The records:
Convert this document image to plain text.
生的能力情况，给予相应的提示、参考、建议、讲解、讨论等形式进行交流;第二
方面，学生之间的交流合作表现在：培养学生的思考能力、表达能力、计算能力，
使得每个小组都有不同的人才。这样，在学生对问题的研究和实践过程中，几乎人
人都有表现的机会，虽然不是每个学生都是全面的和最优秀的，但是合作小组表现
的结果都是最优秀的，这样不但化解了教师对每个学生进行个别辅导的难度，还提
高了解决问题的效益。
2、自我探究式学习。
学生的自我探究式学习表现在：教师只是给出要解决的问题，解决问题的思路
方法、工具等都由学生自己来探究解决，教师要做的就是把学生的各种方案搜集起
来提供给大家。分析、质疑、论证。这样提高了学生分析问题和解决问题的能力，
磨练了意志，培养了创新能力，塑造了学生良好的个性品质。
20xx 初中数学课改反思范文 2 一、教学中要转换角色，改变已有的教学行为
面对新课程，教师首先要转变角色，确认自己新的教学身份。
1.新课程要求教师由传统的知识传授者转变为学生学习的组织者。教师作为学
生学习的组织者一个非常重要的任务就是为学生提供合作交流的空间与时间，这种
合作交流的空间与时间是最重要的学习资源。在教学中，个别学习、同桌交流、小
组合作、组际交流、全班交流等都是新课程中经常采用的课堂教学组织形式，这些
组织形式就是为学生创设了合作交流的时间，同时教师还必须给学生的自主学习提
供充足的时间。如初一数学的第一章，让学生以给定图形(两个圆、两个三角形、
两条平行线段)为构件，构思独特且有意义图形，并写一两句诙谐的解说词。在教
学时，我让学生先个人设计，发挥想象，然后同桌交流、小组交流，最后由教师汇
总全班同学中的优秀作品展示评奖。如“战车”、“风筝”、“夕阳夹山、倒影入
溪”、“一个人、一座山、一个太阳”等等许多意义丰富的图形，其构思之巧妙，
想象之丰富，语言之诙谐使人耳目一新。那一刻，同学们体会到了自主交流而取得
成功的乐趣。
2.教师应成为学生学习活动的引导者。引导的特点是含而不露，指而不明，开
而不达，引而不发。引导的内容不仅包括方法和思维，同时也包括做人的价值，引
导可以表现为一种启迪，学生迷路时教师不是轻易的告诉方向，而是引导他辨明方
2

Exercise goal: Output every entry shown above, exactly.

The solution:
Convert this document image to plain text.
生的能力情况，给予相应的提示、参考、建议、讲解、讨论等形式进行交流;第二
方面，学生之间的交流合作表现在：培养学生的思考能力、表达能力、计算能力，
使得每个小组都有不同的人才。这样，在学生对问题的研究和实践过程中，几乎人
人都有表现的机会，虽然不是每个学生都是全面的和最优秀的，但是合作小组表现
的结果都是最优秀的，这样不但化解了教师对每个学生进行个别辅导的难度，还提
高了解决问题的效益。
2、自我探究式学习。
学生的自我探究式学习表现在：教师只是给出要解决的问题，解决问题的思路
方法、工具等都由学生自己来探究解决，教师要做的就是把学生的各种方案搜集起
来提供给大家。分析、质疑、论证。这样提高了学生分析问题和解决问题的能力，
磨练了意志，培养了创新能力，塑造了学生良好的个性品质。
20xx 初中数学课改反思范文 2 一、教学中要转换角色，改变已有的教学行为
面对新课程，教师首先要转变角色，确认自己新的教学身份。
1.新课程要求教师由传统的知识传授者转变为学生学习的组织者。教师作为学
生学习的组织者一个非常重要的任务就是为学生提供合作交流的空间与时间，这种
合作交流的空间与时间是最重要的学习资源。在教学中，个别学习、同桌交流、小
组合作、组际交流、全班交流等都是新课程中经常采用的课堂教学组织形式，这些
组织形式就是为学生创设了合作交流的时间，同时教师还必须给学生的自主学习提
供充足的时间。如初一数学的第一章，让学生以给定图形(两个圆、两个三角形、
两条平行线段)为构件，构思独特且有意义图形，并写一两句诙谐的解说词。在教
学时，我让学生先个人设计，发挥想象，然后同桌交流、小组交流，最后由教师汇
总全班同学中的优秀作品展示评奖。如“战车”、“风筝”、“夕阳夹山、倒影入
溪”、“一个人、一座山、一个太阳”等等许多意义丰富的图形，其构思之巧妙，
想象之丰富，语言之诙谐使人耳目一新。那一刻，同学们体会到了自主交流而取得
成功的乐趣。
2.教师应成为学生学习活动的引导者。引导的特点是含而不露，指而不明，开
而不达，引而不发。引导的内容不仅包括方法和思维，同时也包括做人的价值，引
导可以表现为一种启迪，学生迷路时教师不是轻易的告诉方向，而是引导他辨明方
2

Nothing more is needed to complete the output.